Exercise objective: Give only the number of lines in the records below that contain the word "type".

[Figure dataset records]
☆ ☆ ☆ ☆
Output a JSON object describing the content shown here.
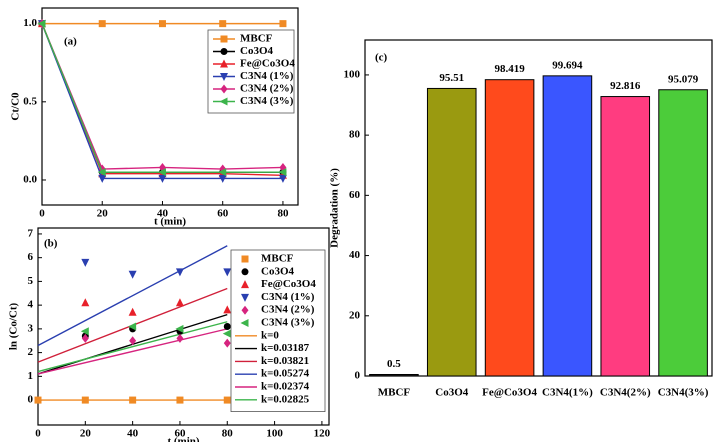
{
  "chart_data": [
    {
      "type": "line",
      "panel_label": "(a)",
      "x_label": "t (min)",
      "y_label": "Ct/C0",
      "x": [
        0,
        20,
        40,
        60,
        80
      ],
      "xlim": [
        0,
        85
      ],
      "xticks": [
        0,
        20,
        40,
        60,
        80
      ],
      "ylim": [
        -0.16,
        1.1
      ],
      "yticks": [
        {
          "value": 0,
          "label": "0.0"
        },
        {
          "value": 0.5,
          "label": "0.5"
        },
        {
          "value": 1,
          "label": "1.0"
        }
      ],
      "legend": "upper right",
      "series": [
        {
          "name": "MBCF",
          "color": "#f08a24",
          "marker": "square",
          "values": [
            1,
            1,
            1,
            1,
            1
          ]
        },
        {
          "name": "Co3O4",
          "color": "#000000",
          "marker": "circle",
          "values": [
            1,
            0.05,
            0.05,
            0.05,
            0.05
          ]
        },
        {
          "name": "Fe@Co3O4",
          "color": "#e8202a",
          "marker": "triangle-up",
          "values": [
            1,
            0.04,
            0.04,
            0.04,
            0.03
          ]
        },
        {
          "name": "C3N4 (1%)",
          "color": "#2a3fb0",
          "marker": "triangle-down",
          "values": [
            1,
            0.01,
            0.01,
            0.01,
            0.01
          ]
        },
        {
          "name": "C3N4 (2%)",
          "color": "#d6247f",
          "marker": "diamond",
          "values": [
            1,
            0.07,
            0.08,
            0.07,
            0.08
          ]
        },
        {
          "name": "C3N4 (3%)",
          "color": "#3cb44b",
          "marker": "triangle-left",
          "values": [
            1,
            0.05,
            0.05,
            0.05,
            0.05
          ]
        }
      ]
    },
    {
      "type": "scatter",
      "panel_label": "(b)",
      "x_label": "t (min)",
      "y_label": "ln (Co/Ct)",
      "xlim": [
        0,
        123
      ],
      "xticks": [
        0,
        20,
        40,
        60,
        80,
        100,
        120
      ],
      "ylim": [
        -1.05,
        7.25
      ],
      "yticks": [
        0,
        1,
        2,
        3,
        4,
        5,
        6,
        7
      ],
      "legend": "upper right",
      "series": [
        {
          "name": "MBCF",
          "color": "#f08a24",
          "marker": "square",
          "x": [
            0,
            20,
            40,
            60,
            80
          ],
          "values": [
            0,
            0,
            0,
            0,
            0
          ]
        },
        {
          "name": "Co3O4",
          "color": "#000000",
          "marker": "circle",
          "x": [
            20,
            40,
            60,
            80
          ],
          "values": [
            2.7,
            3.0,
            2.9,
            3.1
          ]
        },
        {
          "name": "Fe@Co3O4",
          "color": "#e8202a",
          "marker": "triangle-up",
          "x": [
            20,
            40,
            60,
            80
          ],
          "values": [
            4.1,
            3.7,
            4.1,
            3.8
          ]
        },
        {
          "name": "C3N4 (1%)",
          "color": "#2a3fb0",
          "marker": "triangle-down",
          "x": [
            20,
            40,
            60,
            80
          ],
          "values": [
            5.8,
            5.3,
            5.4,
            5.4
          ]
        },
        {
          "name": "C3N4 (2%)",
          "color": "#d6247f",
          "marker": "diamond",
          "x": [
            20,
            40,
            60,
            80
          ],
          "values": [
            2.6,
            2.5,
            2.6,
            2.4
          ]
        },
        {
          "name": "C3N4 (3%)",
          "color": "#3cb44b",
          "marker": "triangle-left",
          "x": [
            20,
            40,
            60,
            80
          ],
          "values": [
            2.9,
            3.1,
            3.0,
            2.8
          ]
        }
      ],
      "fit_lines": [
        {
          "name": "k=0",
          "color": "#f08a24",
          "x": [
            0,
            80
          ],
          "values": [
            0,
            0
          ]
        },
        {
          "name": "k=0.03187",
          "color": "#000000",
          "x": [
            0,
            80
          ],
          "values": [
            1.1,
            3.6
          ]
        },
        {
          "name": "k=0.03821",
          "color": "#d0203a",
          "x": [
            0,
            80
          ],
          "values": [
            1.6,
            4.7
          ]
        },
        {
          "name": "k=0.05274",
          "color": "#2a3fb0",
          "x": [
            0,
            80
          ],
          "values": [
            2.3,
            6.5
          ]
        },
        {
          "name": "k=0.02374",
          "color": "#d6247f",
          "x": [
            0,
            80
          ],
          "values": [
            1.1,
            3.0
          ]
        },
        {
          "name": "k=0.02825",
          "color": "#3cb44b",
          "x": [
            0,
            80
          ],
          "values": [
            1.2,
            3.3
          ]
        }
      ]
    },
    {
      "type": "bar",
      "panel_label": "(c)",
      "y_label": "Degradation (%)",
      "categories": [
        "MBCF",
        "Co3O4",
        "Fe@Co3O4",
        "C3N4(1%)",
        "C3N4(2%)",
        "C3N4(3%)"
      ],
      "values": [
        0.5,
        95.51,
        98.419,
        99.694,
        92.816,
        95.079
      ],
      "colors": [
        "#222222",
        "#9a9a10",
        "#ff4a1c",
        "#3a56ff",
        "#ff3c80",
        "#4ccc3a"
      ],
      "ylim": [
        0,
        111.6
      ],
      "yticks": [
        0,
        20,
        40,
        60,
        80,
        100
      ]
    }
  ]
}
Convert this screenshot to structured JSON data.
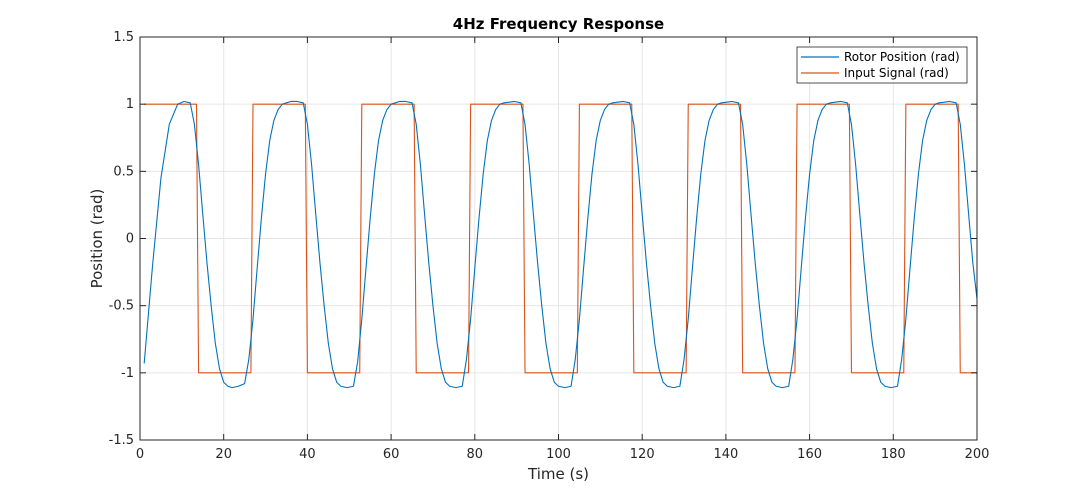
{
  "chart_data": {
    "type": "line",
    "title": "4Hz Frequency Response",
    "xlabel": "Time (s)",
    "ylabel": "Position (rad)",
    "xlim": [
      0,
      200
    ],
    "ylim": [
      -1.5,
      1.5
    ],
    "xticks": [
      0,
      20,
      40,
      60,
      80,
      100,
      120,
      140,
      160,
      180,
      200
    ],
    "yticks": [
      -1.5,
      -1,
      -0.5,
      0,
      0.5,
      1,
      1.5
    ],
    "xtick_labels": [
      "0",
      "20",
      "40",
      "60",
      "80",
      "100",
      "120",
      "140",
      "160",
      "180",
      "200"
    ],
    "ytick_labels": [
      "-1.5",
      "-1",
      "-0.5",
      "0",
      "0.5",
      "1",
      "1.5"
    ],
    "grid": true,
    "legend_position": "top-right",
    "series": [
      {
        "name": "Rotor Position (rad)",
        "color": "#0072bd",
        "x": [
          1,
          3,
          5,
          7,
          9,
          10.5,
          12,
          13,
          14,
          15,
          16,
          17,
          18,
          19,
          20,
          21,
          22,
          23.5,
          25,
          26,
          27,
          28,
          29,
          30,
          31,
          32,
          33,
          34,
          35,
          36,
          37.5,
          39,
          40,
          41,
          42,
          43,
          44,
          45,
          46,
          47,
          48,
          49.5,
          51,
          52,
          53,
          54,
          55,
          56,
          57,
          58,
          59,
          60,
          61,
          62,
          63.5,
          65,
          66,
          67,
          68,
          69,
          70,
          71,
          72,
          73,
          74,
          75.5,
          77,
          78,
          79,
          80,
          81,
          82,
          83,
          84,
          85,
          86,
          87,
          89.5,
          91,
          92,
          93,
          94,
          95,
          96,
          97,
          98,
          99,
          100,
          101.5,
          103,
          104,
          105,
          106,
          107,
          108,
          109,
          110,
          111,
          112,
          113,
          115.5,
          117,
          118,
          119,
          120,
          121,
          122,
          123,
          124,
          125,
          126,
          127.5,
          129,
          130,
          131,
          132,
          133,
          134,
          135,
          136,
          137,
          138,
          139,
          141.5,
          143,
          144,
          145,
          146,
          147,
          148,
          149,
          150,
          151,
          152,
          153.5,
          155,
          156,
          157,
          158,
          159,
          160,
          161,
          162,
          163,
          164,
          165,
          167.5,
          169,
          170,
          171,
          172,
          173,
          174,
          175,
          176,
          177,
          178,
          179.5,
          181,
          182,
          183,
          184,
          185,
          186,
          187,
          188,
          189,
          190,
          191,
          193.5,
          195,
          196,
          197,
          198,
          199,
          200
        ],
        "values": [
          -0.93,
          -0.2,
          0.45,
          0.85,
          1.0,
          1.02,
          1.01,
          0.85,
          0.55,
          0.18,
          -0.18,
          -0.5,
          -0.78,
          -0.97,
          -1.07,
          -1.1,
          -1.11,
          -1.1,
          -1.08,
          -0.9,
          -0.6,
          -0.22,
          0.15,
          0.48,
          0.73,
          0.88,
          0.96,
          1.0,
          1.01,
          1.02,
          1.02,
          1.01,
          0.85,
          0.55,
          0.18,
          -0.18,
          -0.5,
          -0.78,
          -0.97,
          -1.07,
          -1.1,
          -1.11,
          -1.1,
          -0.92,
          -0.6,
          -0.22,
          0.15,
          0.48,
          0.73,
          0.88,
          0.96,
          1.0,
          1.01,
          1.02,
          1.02,
          1.01,
          0.85,
          0.55,
          0.18,
          -0.18,
          -0.5,
          -0.78,
          -0.97,
          -1.07,
          -1.1,
          -1.11,
          -1.1,
          -0.9,
          -0.6,
          -0.22,
          0.15,
          0.48,
          0.73,
          0.88,
          0.96,
          1.0,
          1.01,
          1.02,
          1.01,
          0.85,
          0.55,
          0.18,
          -0.18,
          -0.5,
          -0.78,
          -0.97,
          -1.07,
          -1.1,
          -1.11,
          -1.1,
          -0.9,
          -0.6,
          -0.22,
          0.15,
          0.48,
          0.73,
          0.88,
          0.96,
          1.0,
          1.01,
          1.02,
          1.01,
          0.85,
          0.55,
          0.18,
          -0.18,
          -0.5,
          -0.78,
          -0.97,
          -1.07,
          -1.1,
          -1.11,
          -1.1,
          -0.9,
          -0.6,
          -0.22,
          0.15,
          0.48,
          0.73,
          0.88,
          0.96,
          1.0,
          1.01,
          1.02,
          1.01,
          0.85,
          0.55,
          0.18,
          -0.18,
          -0.5,
          -0.78,
          -0.97,
          -1.07,
          -1.1,
          -1.11,
          -1.1,
          -0.9,
          -0.6,
          -0.22,
          0.15,
          0.48,
          0.73,
          0.88,
          0.96,
          1.0,
          1.01,
          1.02,
          1.01,
          0.85,
          0.55,
          0.18,
          -0.18,
          -0.5,
          -0.78,
          -0.97,
          -1.07,
          -1.1,
          -1.11,
          -1.1,
          -0.9,
          -0.6,
          -0.22,
          0.15,
          0.48,
          0.73,
          0.88,
          0.96,
          1.0,
          1.01,
          1.02,
          1.01,
          0.85,
          0.55,
          0.18,
          -0.18,
          -0.45
        ]
      },
      {
        "name": "Input Signal (rad)",
        "color": "#d95319",
        "x": [
          1,
          13.5,
          14,
          26.5,
          27,
          39.5,
          40,
          52.5,
          53,
          65.5,
          66,
          78.5,
          79,
          91.5,
          92,
          104.5,
          105,
          117.5,
          118,
          130.5,
          131,
          143.5,
          144,
          156.5,
          157,
          169.5,
          170,
          182.5,
          183,
          195.5,
          196,
          200
        ],
        "values": [
          1,
          1,
          -1,
          -1,
          1,
          1,
          -1,
          -1,
          1,
          1,
          -1,
          -1,
          1,
          1,
          -1,
          -1,
          1,
          1,
          -1,
          -1,
          1,
          1,
          -1,
          -1,
          1,
          1,
          -1,
          -1,
          1,
          1,
          -1,
          -1
        ]
      }
    ]
  }
}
☆ ☆ ☆ ☆
Written answer: 4